Dataset excerpt

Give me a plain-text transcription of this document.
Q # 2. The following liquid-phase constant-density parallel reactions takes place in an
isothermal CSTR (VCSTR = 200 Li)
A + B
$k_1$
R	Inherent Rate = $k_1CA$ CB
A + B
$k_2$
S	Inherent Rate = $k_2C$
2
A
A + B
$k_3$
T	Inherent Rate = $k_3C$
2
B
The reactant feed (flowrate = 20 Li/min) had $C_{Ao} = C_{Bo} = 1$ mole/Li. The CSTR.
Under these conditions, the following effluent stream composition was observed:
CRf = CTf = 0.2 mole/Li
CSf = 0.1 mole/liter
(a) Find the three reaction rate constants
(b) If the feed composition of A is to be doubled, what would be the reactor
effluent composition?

## [Task brief]
From the listing above, collect every line that mentions the word "mole".

## [Expected answer]
The reactant feed (flowrate = 20 Li/min) had $C_{Ao} = C_{Bo} = 1$ mole/Li. The CSTR.
CRf = CTf = 0.2 mole/Li
CSf = 0.1 mole/liter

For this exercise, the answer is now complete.